SHORT TASK:
Copy every line of the data that includes the string "aluerajamerkintä".
##########
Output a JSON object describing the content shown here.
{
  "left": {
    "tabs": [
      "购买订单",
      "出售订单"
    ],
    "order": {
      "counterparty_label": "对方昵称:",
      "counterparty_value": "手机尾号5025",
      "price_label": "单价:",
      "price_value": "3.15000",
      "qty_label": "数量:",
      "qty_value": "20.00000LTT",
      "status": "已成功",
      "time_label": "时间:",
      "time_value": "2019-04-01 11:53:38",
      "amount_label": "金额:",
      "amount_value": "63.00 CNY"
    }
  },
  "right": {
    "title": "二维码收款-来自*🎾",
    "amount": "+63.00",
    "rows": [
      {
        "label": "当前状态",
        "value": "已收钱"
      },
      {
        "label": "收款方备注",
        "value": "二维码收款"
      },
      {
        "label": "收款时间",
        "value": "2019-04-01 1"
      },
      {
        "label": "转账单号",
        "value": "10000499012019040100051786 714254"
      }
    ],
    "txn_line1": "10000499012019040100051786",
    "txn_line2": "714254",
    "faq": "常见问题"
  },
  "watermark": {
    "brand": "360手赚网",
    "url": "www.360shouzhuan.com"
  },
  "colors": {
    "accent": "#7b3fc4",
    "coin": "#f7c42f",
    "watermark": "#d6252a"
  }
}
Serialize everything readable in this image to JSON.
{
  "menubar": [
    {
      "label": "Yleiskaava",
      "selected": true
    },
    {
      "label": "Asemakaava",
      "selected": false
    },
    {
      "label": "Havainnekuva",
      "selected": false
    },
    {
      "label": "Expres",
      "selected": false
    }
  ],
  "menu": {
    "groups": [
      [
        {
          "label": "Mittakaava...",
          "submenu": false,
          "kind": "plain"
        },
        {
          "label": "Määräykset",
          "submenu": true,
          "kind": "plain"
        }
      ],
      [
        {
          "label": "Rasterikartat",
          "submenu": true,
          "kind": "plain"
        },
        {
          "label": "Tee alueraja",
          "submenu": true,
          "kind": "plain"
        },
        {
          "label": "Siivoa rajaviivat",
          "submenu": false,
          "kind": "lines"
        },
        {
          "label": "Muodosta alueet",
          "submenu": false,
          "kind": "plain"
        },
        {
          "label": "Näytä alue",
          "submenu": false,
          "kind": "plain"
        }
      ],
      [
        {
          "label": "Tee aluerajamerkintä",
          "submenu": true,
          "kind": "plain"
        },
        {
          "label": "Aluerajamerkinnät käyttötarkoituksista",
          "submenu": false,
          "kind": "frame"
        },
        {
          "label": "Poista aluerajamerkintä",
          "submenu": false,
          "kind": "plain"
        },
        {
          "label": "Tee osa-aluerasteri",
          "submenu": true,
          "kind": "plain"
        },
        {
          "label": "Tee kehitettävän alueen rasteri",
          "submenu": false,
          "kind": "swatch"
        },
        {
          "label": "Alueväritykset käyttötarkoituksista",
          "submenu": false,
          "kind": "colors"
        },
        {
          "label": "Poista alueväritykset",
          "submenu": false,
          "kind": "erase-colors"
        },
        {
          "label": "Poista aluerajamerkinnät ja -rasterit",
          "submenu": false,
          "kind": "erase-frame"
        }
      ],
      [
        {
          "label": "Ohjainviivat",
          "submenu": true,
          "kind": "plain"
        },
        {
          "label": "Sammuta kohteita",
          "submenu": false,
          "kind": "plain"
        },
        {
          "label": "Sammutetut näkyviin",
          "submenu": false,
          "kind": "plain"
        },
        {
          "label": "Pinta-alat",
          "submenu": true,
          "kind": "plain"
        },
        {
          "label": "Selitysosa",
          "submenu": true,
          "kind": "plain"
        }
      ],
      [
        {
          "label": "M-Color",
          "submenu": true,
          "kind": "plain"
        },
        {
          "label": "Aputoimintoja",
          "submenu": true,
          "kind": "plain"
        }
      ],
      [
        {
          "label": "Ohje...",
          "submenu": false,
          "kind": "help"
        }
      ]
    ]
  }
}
##########
WRITTEN SOLUTION:
          "label": "Tee aluerajamerkintä",
          "label": "Poista aluerajamerkintä",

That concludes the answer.